-- Exercise aim --
Write out the entries verbatim and leave the images out of the copy.

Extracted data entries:

▼▼▼

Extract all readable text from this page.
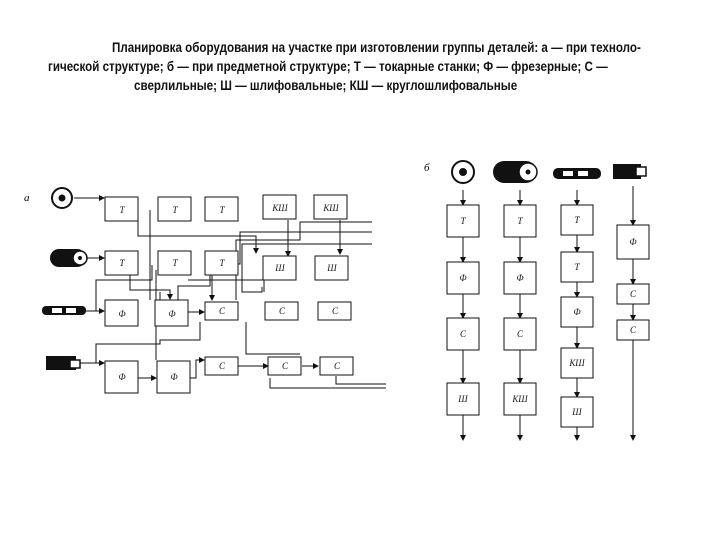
Планировка оборудования на участке при изготовлении группы деталей: а — при техноло-
гической структуре; б — при предметной структуре; Т — токарные станки; Ф — фрезерные; С —
сверлильные; Ш — шлифовальные; КШ — круглошлифовальные
а
Т	Т	Т	КШ	КШ
Т	Т	Т	Ш	Ш
Ф	Ф	С	С	С
Ф	Ф
С	С	С
б
Т
Ф
С
Ш
Т
Ф
С
КШ
Т
Т
Ф
КШ
Ш
Ф
С
С
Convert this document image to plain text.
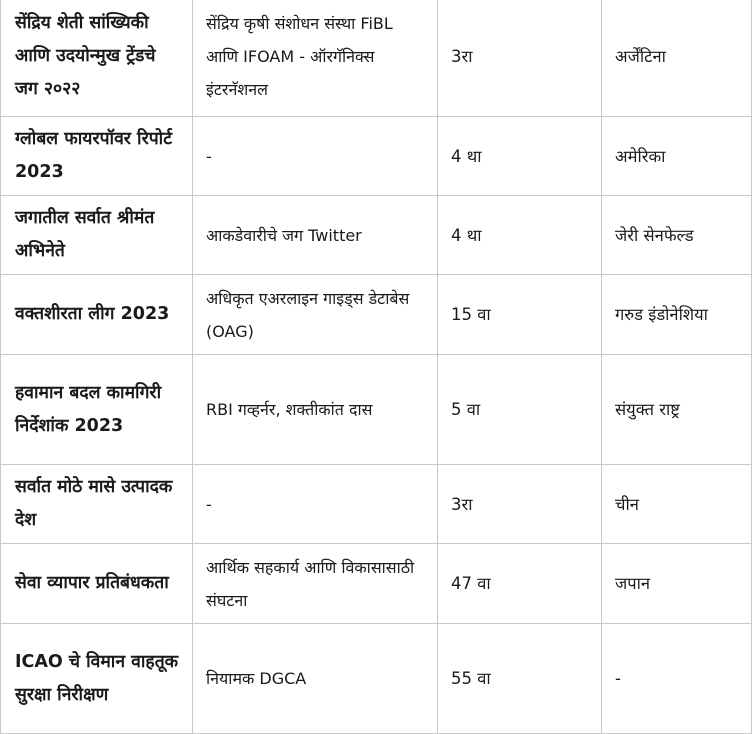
सेंद्रिय शेती सांख्यिकी आणि उदयोन्मुख ट्रेंडचे जग २०२२	सेंद्रिय कृषी संशोधन संस्था FiBL आणि IFOAM - ऑरगॅनिक्स इंटरनॅशनल	3रा	अर्जेंटिना
ग्लोबल फायरपॉवर रिपोर्ट 2023	-	4 था	अमेरिका
जगातील सर्वात श्रीमंत अभिनेते	आकडेवारीचे जग Twitter	4 था	जेरी सेनफेल्ड
वक्तशीरता लीग 2023	अधिकृत एअरलाइन गाइड्स डेटाबेस (OAG)	15 वा	गरुड इंडोनेशिया
हवामान बदल कामगिरी निर्देशांक 2023	RBI गव्हर्नर, शक्तीकांत दास	5 वा	संयुक्त राष्ट्र
सर्वात मोठे मासे उत्पादक देश	-	3रा	चीन
सेवा व्यापार प्रतिबंधकता	आर्थिक सहकार्य आणि विकासासाठी संघटना	47 वा	जपान
ICAO चे विमान वाहतूक सुरक्षा निरीक्षण	नियामक DGCA	55 वा	-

▲▲▲

-- Reply to the task --
Extract all readable text from this page.
Планировка оборудования на участке при изготовлении группы деталей: а — при техноло-
гической структуре; б — при предметной структуре; Т — токарные станки; Ф — фрезерные; С —
сверлильные; Ш — шлифовальные; КШ — круглошлифовальные
а
Т	Т	Т	КШ	КШ
Т	Т	Т	Ш	Ш
Ф	Ф	С	С	С
Ф	Ф
С	С	С
б
Т
Ф
С
Ш
Т
Ф
С
КШ
Т
Т
Ф
КШ
Ш
Ф
С
С
Convert this document image to plain text.
सेंद्रिय शेती सांख्यिकी आणि उदयोन्मुख ट्रेंडचे जग २०२२	सेंद्रिय कृषी संशोधन संस्था FiBL आणि IFOAM - ऑरगॅनिक्स इंटरनॅशनल	3रा	अर्जेंटिना
ग्लोबल फायरपॉवर रिपोर्ट 2023	-	4 था	अमेरिका
जगातील सर्वात श्रीमंत अभिनेते	आकडेवारीचे जग Twitter	4 था	जेरी सेनफेल्ड
वक्तशीरता लीग 2023	अधिकृत एअरलाइन गाइड्स डेटाबेस (OAG)	15 वा	गरुड इंडोनेशिया
हवामान बदल कामगिरी निर्देशांक 2023	RBI गव्हर्नर, शक्तीकांत दास	5 वा	संयुक्त राष्ट्र
सर्वात मोठे मासे उत्पादक देश	-	3रा	चीन
सेवा व्यापार प्रतिबंधकता	आर्थिक सहकार्य आणि विकासासाठी संघटना	47 वा	जपान
ICAO चे विमान वाहतूक सुरक्षा निरीक्षण	नियामक DGCA	55 वा	-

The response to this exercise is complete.